Scan the data. Collect each line that contains the word "odio".

━━ PROVIDED MATERIAL

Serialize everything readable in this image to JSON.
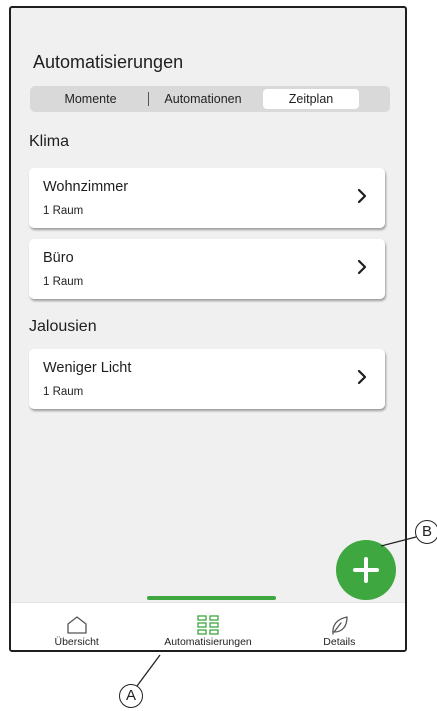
{
  "screen": {
    "title": "Automatisierungen",
    "tabs": [
      {
        "label": "Momente"
      },
      {
        "label": "Automationen"
      },
      {
        "label": "Zeitplan",
        "selected": true
      }
    ]
  },
  "sections": [
    {
      "title": "Klima",
      "items": [
        {
          "name": "Wohnzimmer",
          "sub": "1 Raum"
        },
        {
          "name": "Büro",
          "sub": "1 Raum"
        }
      ]
    },
    {
      "title": "Jalousien",
      "items": [
        {
          "name": "Weniger Licht",
          "sub": "1 Raum"
        }
      ]
    }
  ],
  "fab": {
    "icon": "plus-icon",
    "color": "#3ea740"
  },
  "bottom_nav": [
    {
      "label": "Übersicht",
      "icon": "home-icon"
    },
    {
      "label": "Automatisierungen",
      "icon": "grid-icon",
      "active": true
    },
    {
      "label": "Details",
      "icon": "leaf-icon"
    }
  ],
  "callouts": {
    "a": "A",
    "b": "B"
  },
  "colors": {
    "accent": "#3ea740",
    "background": "#f0f0f0",
    "card": "#ffffff"
  }
}
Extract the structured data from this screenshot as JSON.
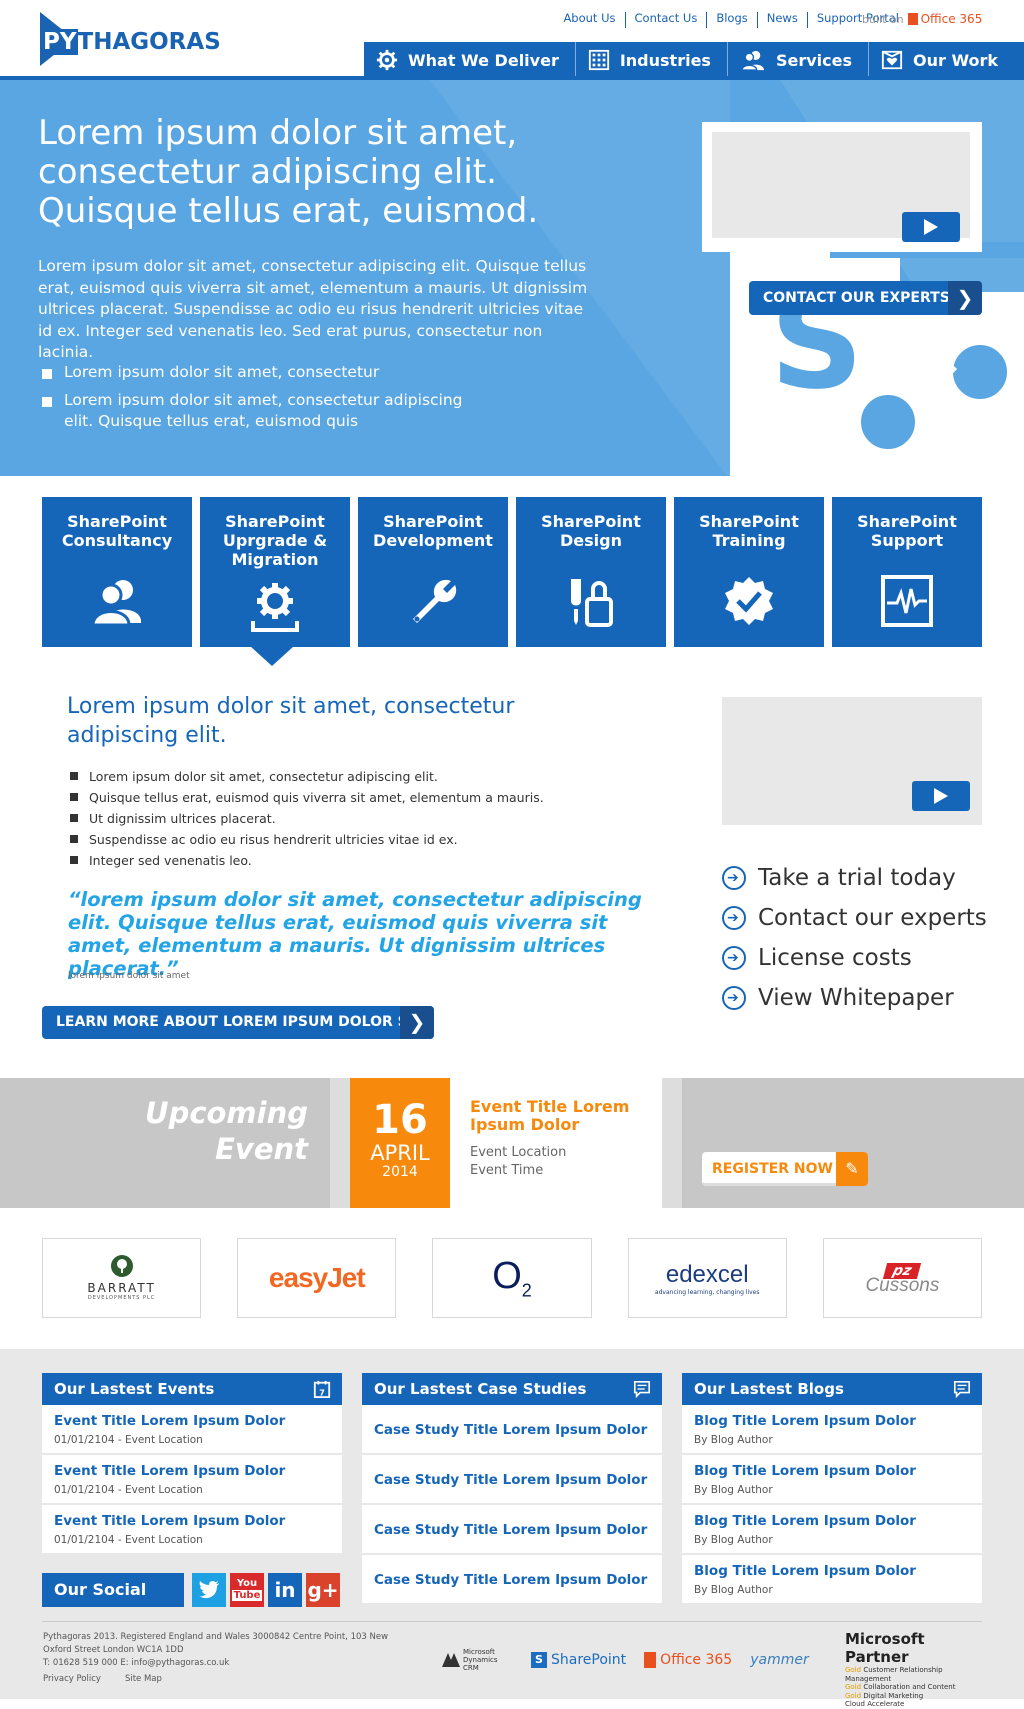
{
  "logo": {
    "text_left": "PY",
    "text_right": "THAGORAS"
  },
  "top_links": [
    "About Us",
    "Contact Us",
    "Blogs",
    "News",
    "Support Portal"
  ],
  "built_on": {
    "label": "built on",
    "brand": "Office 365"
  },
  "nav": [
    {
      "label": "What We Deliver",
      "icon": "gear-icon"
    },
    {
      "label": "Industries",
      "icon": "building-icon"
    },
    {
      "label": "Services",
      "icon": "people-icon"
    },
    {
      "label": "Our Work",
      "icon": "heart-box-icon"
    }
  ],
  "hero": {
    "heading": "Lorem ipsum dolor sit amet, consectetur adipiscing elit. Quisque tellus erat, euismod.",
    "body": "Lorem ipsum dolor sit amet, consectetur adipiscing elit. Quisque tellus erat, euismod quis viverra sit amet, elementum a mauris. Ut dignissim ultrices placerat. Suspendisse ac odio eu risus hendrerit ultricies vitae id ex. Integer sed venenatis leo. Sed erat purus, consectetur non lacinia.",
    "bullets": [
      "Lorem ipsum dolor sit amet, consectetur",
      "Lorem ipsum dolor sit amet, consectetur adipiscing elit. Quisque tellus erat, euismod quis"
    ],
    "cta": "CONTACT OUR EXPERTS"
  },
  "services": [
    {
      "title": "SharePoint Consultancy",
      "icon": "people-icon"
    },
    {
      "title": "SharePoint Uprgrade & Migration",
      "icon": "gear-upload-icon"
    },
    {
      "title": "SharePoint Development",
      "icon": "wrench-icon"
    },
    {
      "title": "SharePoint Design",
      "icon": "brush-bucket-icon"
    },
    {
      "title": "SharePoint Training",
      "icon": "badge-check-icon"
    },
    {
      "title": "SharePoint Support",
      "icon": "heartbeat-icon"
    }
  ],
  "middle": {
    "title": "Lorem ipsum dolor sit amet, consectetur adipiscing elit.",
    "list": [
      "Lorem ipsum dolor sit amet, consectetur adipiscing elit.",
      "Quisque tellus erat, euismod quis viverra sit amet, elementum a mauris.",
      "Ut dignissim ultrices placerat.",
      "Suspendisse ac odio eu risus hendrerit ultricies vitae id ex.",
      "Integer sed venenatis leo."
    ],
    "quote": "“lorem ipsum dolor sit amet, consectetur adipiscing elit. Quisque tellus erat, euismod quis viverra sit amet, elementum a mauris. Ut dignissim ultrices placerat.”",
    "quote_caption": "lorem ipsum dolor sit amet",
    "cta": "LEARN MORE ABOUT LOREM IPSUM DOLOR SI"
  },
  "side_links": [
    "Take a trial today",
    "Contact our experts",
    "License costs",
    "View Whitepaper"
  ],
  "event": {
    "heading_1": "Upcoming",
    "heading_2": "Event",
    "day": "16",
    "month": "APRIL",
    "year": "2014",
    "title": "Event Title Lorem Ipsum Dolor",
    "location": "Event Location",
    "time": "Event Time",
    "register": "REGISTER NOW"
  },
  "clients": [
    "BARRATT",
    "easyJet",
    "O2",
    "edexcel",
    "PZ Cussons"
  ],
  "client_sub": {
    "barratt": "DEVELOPMENTS PLC",
    "edexcel": "advancing learning, changing lives"
  },
  "events_col": {
    "title": "Our Lastest Events",
    "items": [
      {
        "title": "Event Title Lorem Ipsum Dolor",
        "meta": "01/01/2104 - Event Location"
      },
      {
        "title": "Event Title Lorem Ipsum Dolor",
        "meta": "01/01/2104 - Event Location"
      },
      {
        "title": "Event Title Lorem Ipsum Dolor",
        "meta": "01/01/2104 - Event Location"
      }
    ]
  },
  "cases_col": {
    "title": "Our Lastest Case Studies",
    "items": [
      "Case Study Title Lorem Ipsum Dolor",
      "Case Study Title Lorem Ipsum Dolor",
      "Case Study Title Lorem Ipsum Dolor",
      "Case Study Title Lorem Ipsum Dolor"
    ]
  },
  "blogs_col": {
    "title": "Our Lastest Blogs",
    "items": [
      {
        "title": "Blog Title Lorem Ipsum Dolor",
        "meta": "By Blog Author"
      },
      {
        "title": "Blog Title Lorem Ipsum Dolor",
        "meta": "By Blog Author"
      },
      {
        "title": "Blog Title Lorem Ipsum Dolor",
        "meta": "By Blog Author"
      },
      {
        "title": "Blog Title Lorem Ipsum Dolor",
        "meta": "By Blog Author"
      }
    ]
  },
  "social": {
    "title": "Our Social",
    "networks": [
      {
        "name": "twitter-icon",
        "glyph": "t",
        "color": "#1da1e2"
      },
      {
        "name": "youtube-icon",
        "glyph": "You",
        "color": "#d92b2b"
      },
      {
        "name": "linkedin-icon",
        "glyph": "in",
        "color": "#1565b8"
      },
      {
        "name": "googleplus-icon",
        "glyph": "g+",
        "color": "#d9432b"
      }
    ]
  },
  "footer": {
    "address": "Pythagoras 2013. Registered England and Wales 3000842 Centre Point, 103 New Oxford Street London WC1A 1DD",
    "contact": "T: 01628 519 000 E: info@pythagoras.co.uk",
    "links": [
      "Privacy Policy",
      "Site Map"
    ],
    "partners": [
      "Microsoft Dynamics CRM",
      "SharePoint",
      "Office 365",
      "yammer"
    ],
    "ms_partner": {
      "title": "Microsoft Partner",
      "lines": [
        {
          "tier": "Gold",
          "text": "Customer Relationship Management"
        },
        {
          "tier": "Gold",
          "text": "Collaboration and Content"
        },
        {
          "tier": "Gold",
          "text": "Digital Marketing"
        },
        {
          "tier": "",
          "text": "Cloud Accelerate"
        }
      ]
    }
  },
  "colors": {
    "brand_blue": "#1565b8",
    "hero_blue": "#5aa6e2",
    "orange": "#f7890c",
    "quote_cyan": "#22a4e6"
  }
}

━━━━

OUTPUT:
    "body": "Lorem ipsum dolor sit amet, consectetur adipiscing elit. Quisque tellus erat, euismod quis viverra sit amet, elementum a mauris. Ut dignissim ultrices placerat. Suspendisse ac odio eu risus hendrerit ultricies vitae id ex. Integer sed venenatis leo. Sed erat purus, consectetur non lacinia.",
      "Suspendisse ac odio eu risus hendrerit ultricies vitae id ex.",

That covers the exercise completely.